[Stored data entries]
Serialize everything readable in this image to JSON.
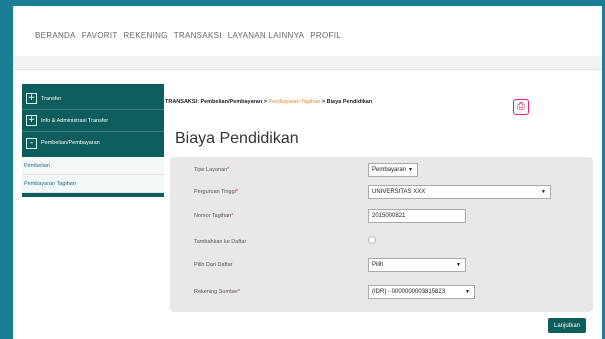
{
  "nav": {
    "items": [
      "BERANDA",
      "FAVORIT",
      "REKENING",
      "TRANSAKSI",
      "LAYANAN LAINNYA",
      "PROFIL"
    ]
  },
  "sidebar": {
    "items": [
      {
        "label": "Transfer",
        "icon": "+"
      },
      {
        "label": "Info & Administrasi Transfer",
        "icon": "+"
      },
      {
        "label": "Pembelian/Pembayaran",
        "icon": "-"
      }
    ],
    "subitems": [
      "Pembelian",
      "Pembayaran Tagihan"
    ]
  },
  "breadcrumb": {
    "section": "TRANSAKSI: Pembelian/Pembayaran",
    "link": "Pembayaran Tagihan",
    "current": "Biaya Pendidikan",
    "sep": " > "
  },
  "page": {
    "title": "Biaya Pendidikan"
  },
  "form": {
    "tipe_layanan": {
      "label": "Tipe Layanan",
      "value": "Pembayaran"
    },
    "perguruan_tinggi": {
      "label": "Perguruan Tinggi",
      "value": "UNIVERSITAS XXX"
    },
    "nomor_tagihan": {
      "label": "Nomor Tagihan",
      "value": "2015000821"
    },
    "tambahkan_daftar": {
      "label": "Tambahkan ke Daftar"
    },
    "pilih_daftar": {
      "label": "Pilih Dari Daftar",
      "value": "Pilih"
    },
    "rekening_sumber": {
      "label": "Rekening Sumber",
      "value": "(IDR) - 0000000003815823"
    },
    "required_mark": "*"
  },
  "actions": {
    "submit_label": "Lanjutkan"
  }
}
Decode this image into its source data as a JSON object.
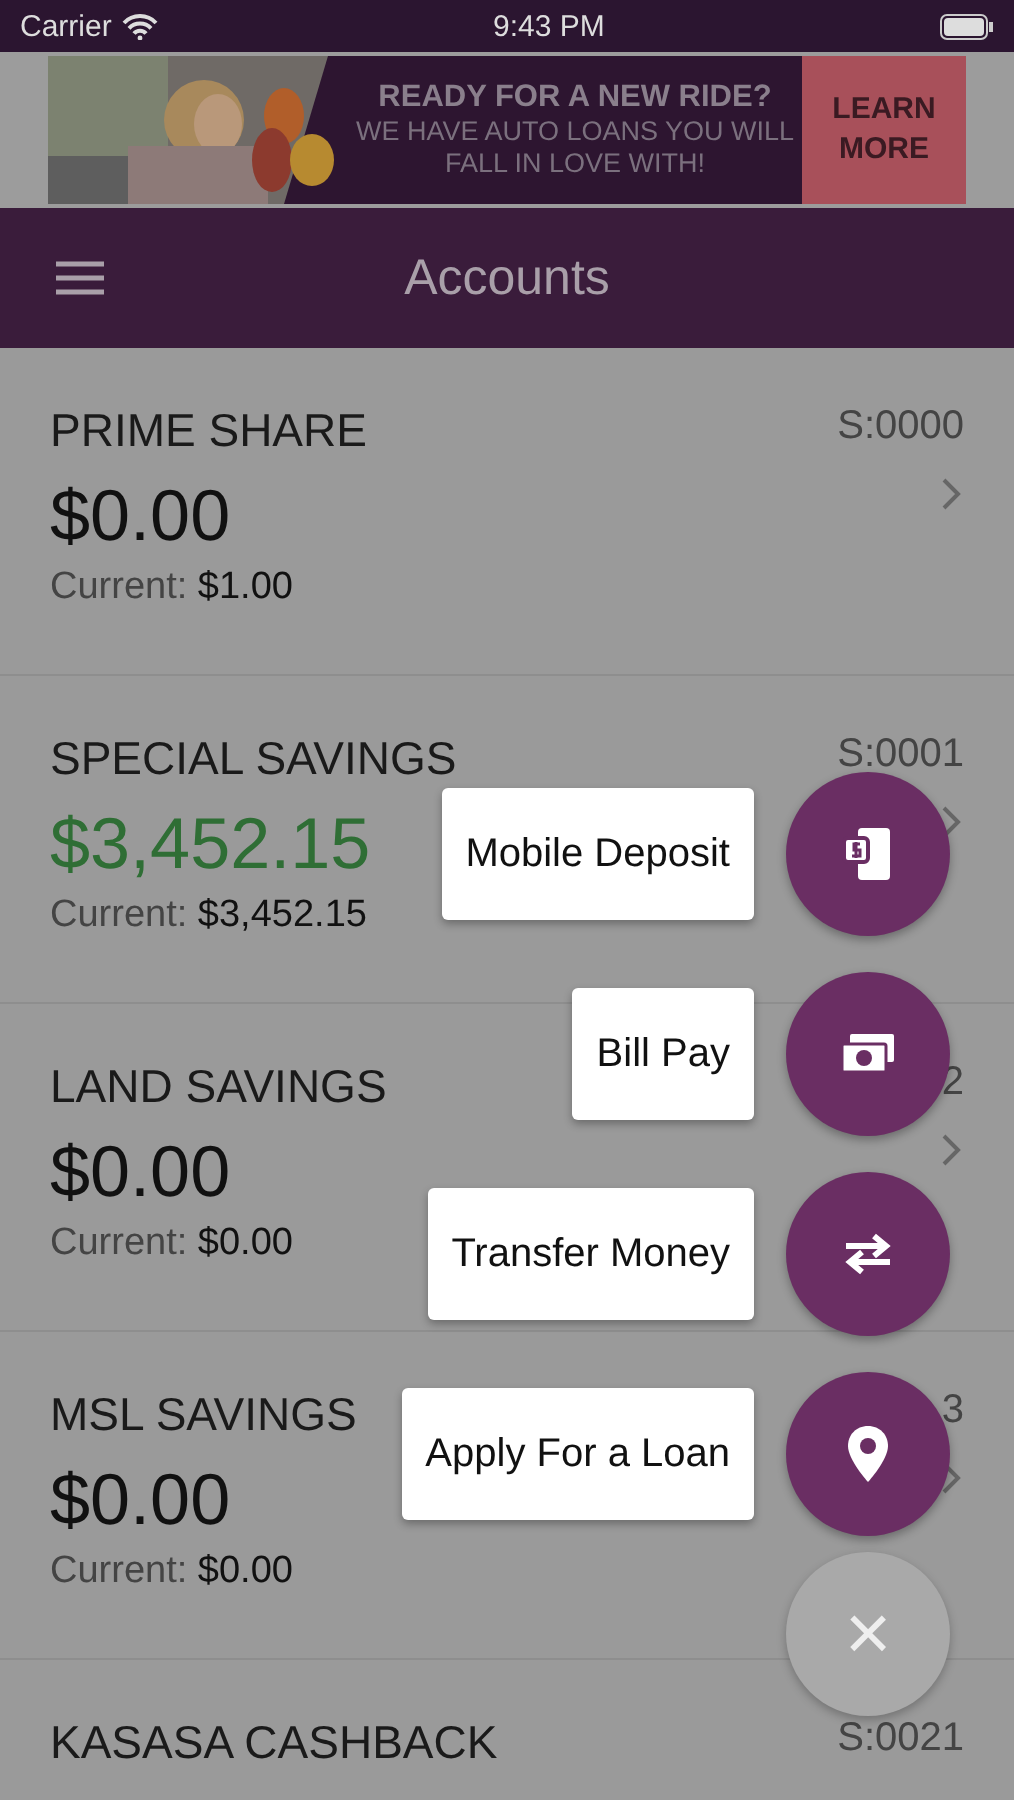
{
  "status_bar": {
    "carrier": "Carrier",
    "time": "9:43 PM"
  },
  "banner": {
    "kind": "picture",
    "headline": "READY FOR A NEW RIDE?",
    "text": "WE HAVE AUTO LOANS YOU WILL FALL IN LOVE WITH!",
    "button": "LEARN MORE"
  },
  "nav": {
    "title": "Accounts"
  },
  "accounts": [
    {
      "name": "PRIME SHARE",
      "id": "S:0000",
      "balance": "$0.00",
      "color": "#111111",
      "current_label": "Current:",
      "current": "$1.00"
    },
    {
      "name": "SPECIAL SAVINGS",
      "id": "S:0001",
      "balance": "$3,452.15",
      "color": "#2f6e35",
      "current_label": "Current:",
      "current": "$3,452.15"
    },
    {
      "name": "LAND SAVINGS",
      "id": "2",
      "balance": "$0.00",
      "color": "#111111",
      "current_label": "Current:",
      "current": "$0.00"
    },
    {
      "name": "MSL SAVINGS",
      "id": "3",
      "balance": "$0.00",
      "color": "#111111",
      "current_label": "Current:",
      "current": "$0.00"
    },
    {
      "name": "KASASA CASHBACK",
      "id": "S:0021"
    }
  ],
  "actions": [
    {
      "label": "Mobile Deposit",
      "kind": "deposit"
    },
    {
      "label": "Bill Pay",
      "kind": "bill"
    },
    {
      "label": "Transfer Money",
      "kind": "transfer"
    },
    {
      "label": "Apply For a Loan",
      "kind": "location"
    }
  ],
  "close_button": {
    "label": "×"
  }
}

--- EXERCISE DETAILS ---
In the records, locate each line holding the string "image" and copy it.

--- FINISHED EXERCISE ---
Serialize everything readable in this image to JSON.
Decode this image into its source data as a JSON object.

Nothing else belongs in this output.